- [Brief] Scan the entries below. List each line with "label".

Records that describe figures

## begin

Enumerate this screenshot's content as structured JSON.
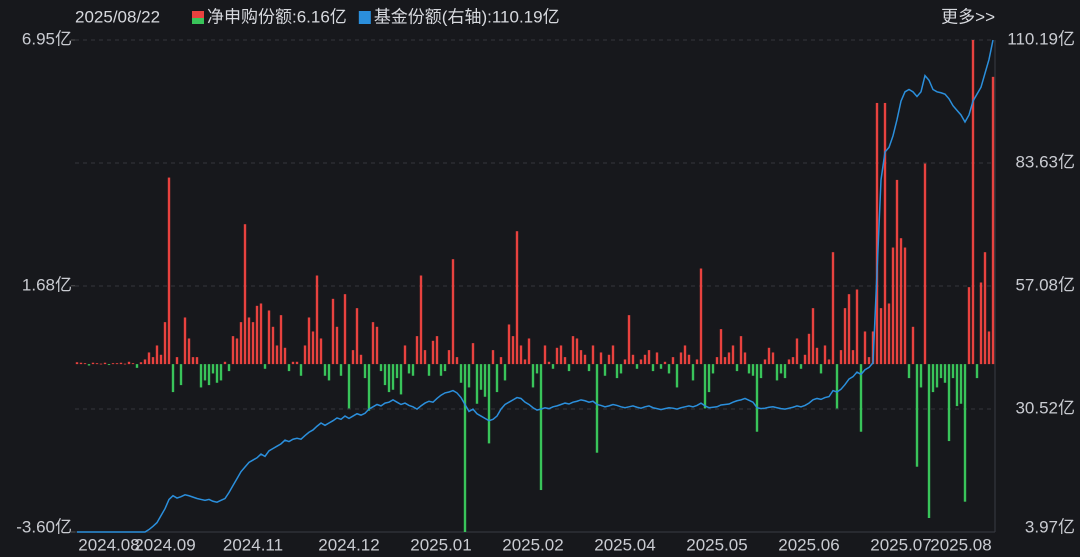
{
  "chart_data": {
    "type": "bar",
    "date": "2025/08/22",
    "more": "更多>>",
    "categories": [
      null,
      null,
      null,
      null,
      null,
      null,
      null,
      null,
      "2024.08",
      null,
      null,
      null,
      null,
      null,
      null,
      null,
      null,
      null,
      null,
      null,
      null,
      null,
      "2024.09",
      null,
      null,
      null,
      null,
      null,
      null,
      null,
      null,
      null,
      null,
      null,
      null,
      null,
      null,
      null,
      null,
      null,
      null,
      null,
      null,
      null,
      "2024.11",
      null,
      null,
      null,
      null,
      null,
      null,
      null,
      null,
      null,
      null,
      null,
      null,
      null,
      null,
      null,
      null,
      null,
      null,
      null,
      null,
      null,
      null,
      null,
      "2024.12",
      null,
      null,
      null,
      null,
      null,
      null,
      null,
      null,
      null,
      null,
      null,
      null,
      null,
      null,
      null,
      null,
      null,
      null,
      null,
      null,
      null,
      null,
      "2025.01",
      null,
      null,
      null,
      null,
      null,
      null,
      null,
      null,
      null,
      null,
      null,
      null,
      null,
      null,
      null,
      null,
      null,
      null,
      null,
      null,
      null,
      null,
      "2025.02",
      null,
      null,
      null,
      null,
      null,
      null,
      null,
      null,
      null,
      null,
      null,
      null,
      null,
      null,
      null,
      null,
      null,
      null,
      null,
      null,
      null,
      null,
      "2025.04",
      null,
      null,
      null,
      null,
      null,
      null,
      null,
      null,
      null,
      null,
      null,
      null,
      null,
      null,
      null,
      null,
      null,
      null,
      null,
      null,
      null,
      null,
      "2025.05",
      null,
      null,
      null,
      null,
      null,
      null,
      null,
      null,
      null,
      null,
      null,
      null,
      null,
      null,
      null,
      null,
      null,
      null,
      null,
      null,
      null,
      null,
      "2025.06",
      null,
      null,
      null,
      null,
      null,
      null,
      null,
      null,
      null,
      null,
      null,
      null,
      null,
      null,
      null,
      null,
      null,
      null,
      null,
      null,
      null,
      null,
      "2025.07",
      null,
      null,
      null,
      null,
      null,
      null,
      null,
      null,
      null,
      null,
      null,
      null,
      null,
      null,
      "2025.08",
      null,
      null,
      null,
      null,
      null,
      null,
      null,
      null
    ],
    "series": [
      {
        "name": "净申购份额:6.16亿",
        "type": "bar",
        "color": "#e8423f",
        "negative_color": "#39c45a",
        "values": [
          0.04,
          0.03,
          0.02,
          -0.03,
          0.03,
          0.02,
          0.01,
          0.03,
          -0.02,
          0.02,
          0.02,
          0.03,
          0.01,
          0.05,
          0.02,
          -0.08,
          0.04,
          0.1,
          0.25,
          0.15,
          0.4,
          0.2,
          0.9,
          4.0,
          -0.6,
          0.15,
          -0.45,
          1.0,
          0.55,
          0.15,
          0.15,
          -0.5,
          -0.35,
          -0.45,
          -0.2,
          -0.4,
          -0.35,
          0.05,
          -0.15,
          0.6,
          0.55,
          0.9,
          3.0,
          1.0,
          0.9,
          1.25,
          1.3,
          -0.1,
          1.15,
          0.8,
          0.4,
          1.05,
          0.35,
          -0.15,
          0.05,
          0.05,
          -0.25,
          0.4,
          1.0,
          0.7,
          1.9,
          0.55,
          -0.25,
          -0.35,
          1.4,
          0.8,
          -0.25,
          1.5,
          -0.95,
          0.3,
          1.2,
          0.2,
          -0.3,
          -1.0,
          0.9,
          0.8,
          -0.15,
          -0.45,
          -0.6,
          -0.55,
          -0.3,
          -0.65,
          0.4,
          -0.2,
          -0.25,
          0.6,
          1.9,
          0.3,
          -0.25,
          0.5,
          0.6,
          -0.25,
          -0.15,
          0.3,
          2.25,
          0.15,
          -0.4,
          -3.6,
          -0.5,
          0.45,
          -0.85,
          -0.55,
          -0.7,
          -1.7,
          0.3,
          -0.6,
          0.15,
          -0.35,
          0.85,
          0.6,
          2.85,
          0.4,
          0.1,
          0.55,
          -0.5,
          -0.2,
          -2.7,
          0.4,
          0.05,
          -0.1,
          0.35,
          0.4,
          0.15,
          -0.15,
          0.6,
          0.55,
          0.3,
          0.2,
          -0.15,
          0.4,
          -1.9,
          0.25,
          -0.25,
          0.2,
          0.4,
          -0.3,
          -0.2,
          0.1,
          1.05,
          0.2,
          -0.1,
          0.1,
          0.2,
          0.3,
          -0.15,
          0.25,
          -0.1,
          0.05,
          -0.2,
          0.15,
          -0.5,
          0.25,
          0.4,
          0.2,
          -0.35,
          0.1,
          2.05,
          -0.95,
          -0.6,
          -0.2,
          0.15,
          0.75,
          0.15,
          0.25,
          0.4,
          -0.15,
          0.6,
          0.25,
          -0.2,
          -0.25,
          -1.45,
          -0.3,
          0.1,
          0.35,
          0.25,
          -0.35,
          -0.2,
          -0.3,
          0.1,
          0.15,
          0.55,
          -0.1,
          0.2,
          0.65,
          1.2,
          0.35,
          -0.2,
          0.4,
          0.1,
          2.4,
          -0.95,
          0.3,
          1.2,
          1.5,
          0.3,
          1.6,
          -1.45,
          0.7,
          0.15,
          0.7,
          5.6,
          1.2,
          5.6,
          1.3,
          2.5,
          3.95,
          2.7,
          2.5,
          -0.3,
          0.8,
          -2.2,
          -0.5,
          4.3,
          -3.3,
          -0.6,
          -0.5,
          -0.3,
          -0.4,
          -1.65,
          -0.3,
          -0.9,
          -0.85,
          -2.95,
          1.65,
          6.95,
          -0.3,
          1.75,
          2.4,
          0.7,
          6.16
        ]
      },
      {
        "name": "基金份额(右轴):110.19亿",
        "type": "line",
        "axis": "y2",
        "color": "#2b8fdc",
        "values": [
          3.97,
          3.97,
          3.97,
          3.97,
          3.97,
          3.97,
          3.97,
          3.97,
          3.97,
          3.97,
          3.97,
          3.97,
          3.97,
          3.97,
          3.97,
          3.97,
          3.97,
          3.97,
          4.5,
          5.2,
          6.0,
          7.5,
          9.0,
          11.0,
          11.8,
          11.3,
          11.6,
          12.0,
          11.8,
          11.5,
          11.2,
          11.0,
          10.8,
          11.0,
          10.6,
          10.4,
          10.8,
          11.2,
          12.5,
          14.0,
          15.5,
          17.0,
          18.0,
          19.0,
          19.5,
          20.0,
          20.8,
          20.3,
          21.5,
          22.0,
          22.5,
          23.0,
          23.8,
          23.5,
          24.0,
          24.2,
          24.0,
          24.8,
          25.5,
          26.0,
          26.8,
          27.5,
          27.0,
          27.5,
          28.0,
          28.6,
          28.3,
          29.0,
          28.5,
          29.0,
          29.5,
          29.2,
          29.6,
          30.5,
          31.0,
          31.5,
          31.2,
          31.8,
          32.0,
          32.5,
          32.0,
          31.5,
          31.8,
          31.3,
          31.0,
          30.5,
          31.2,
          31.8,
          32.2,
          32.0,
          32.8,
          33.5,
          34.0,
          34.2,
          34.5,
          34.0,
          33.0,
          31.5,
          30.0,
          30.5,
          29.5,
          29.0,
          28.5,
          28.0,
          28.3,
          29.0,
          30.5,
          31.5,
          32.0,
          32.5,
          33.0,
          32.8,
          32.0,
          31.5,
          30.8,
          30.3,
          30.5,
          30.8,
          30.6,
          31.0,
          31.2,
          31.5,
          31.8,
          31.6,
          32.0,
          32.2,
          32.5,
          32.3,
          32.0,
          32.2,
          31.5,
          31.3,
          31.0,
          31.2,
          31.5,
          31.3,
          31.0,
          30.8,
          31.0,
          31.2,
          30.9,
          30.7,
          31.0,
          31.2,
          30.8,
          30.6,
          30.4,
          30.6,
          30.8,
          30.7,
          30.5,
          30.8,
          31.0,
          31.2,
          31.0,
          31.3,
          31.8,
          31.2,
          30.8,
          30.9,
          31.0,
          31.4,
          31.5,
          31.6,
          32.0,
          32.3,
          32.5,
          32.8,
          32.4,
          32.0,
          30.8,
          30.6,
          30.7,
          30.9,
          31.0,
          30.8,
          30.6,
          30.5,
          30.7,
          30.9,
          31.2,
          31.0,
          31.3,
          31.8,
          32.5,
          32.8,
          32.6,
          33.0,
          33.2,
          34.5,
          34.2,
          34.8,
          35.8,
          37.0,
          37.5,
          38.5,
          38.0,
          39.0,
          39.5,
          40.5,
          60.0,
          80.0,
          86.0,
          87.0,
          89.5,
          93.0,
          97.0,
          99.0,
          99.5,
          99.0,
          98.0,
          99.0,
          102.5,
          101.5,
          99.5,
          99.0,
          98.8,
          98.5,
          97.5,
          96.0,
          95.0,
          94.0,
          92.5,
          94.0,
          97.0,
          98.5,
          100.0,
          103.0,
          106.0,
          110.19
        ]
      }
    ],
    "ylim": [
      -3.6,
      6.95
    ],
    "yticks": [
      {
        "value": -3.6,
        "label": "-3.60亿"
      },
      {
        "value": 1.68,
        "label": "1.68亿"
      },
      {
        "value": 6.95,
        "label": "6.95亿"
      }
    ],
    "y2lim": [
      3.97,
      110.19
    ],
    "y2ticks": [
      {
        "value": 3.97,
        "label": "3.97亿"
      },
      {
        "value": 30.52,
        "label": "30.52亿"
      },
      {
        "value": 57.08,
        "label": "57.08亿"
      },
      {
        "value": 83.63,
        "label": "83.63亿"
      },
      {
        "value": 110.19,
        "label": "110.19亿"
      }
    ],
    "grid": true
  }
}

## end

- [Worked answer]
        "label": "-3.60亿"
        "label": "1.68亿"
        "label": "6.95亿"
        "label": "3.97亿"
        "label": "30.52亿"
        "label": "57.08亿"
        "label": "83.63亿"
        "label": "110.19亿"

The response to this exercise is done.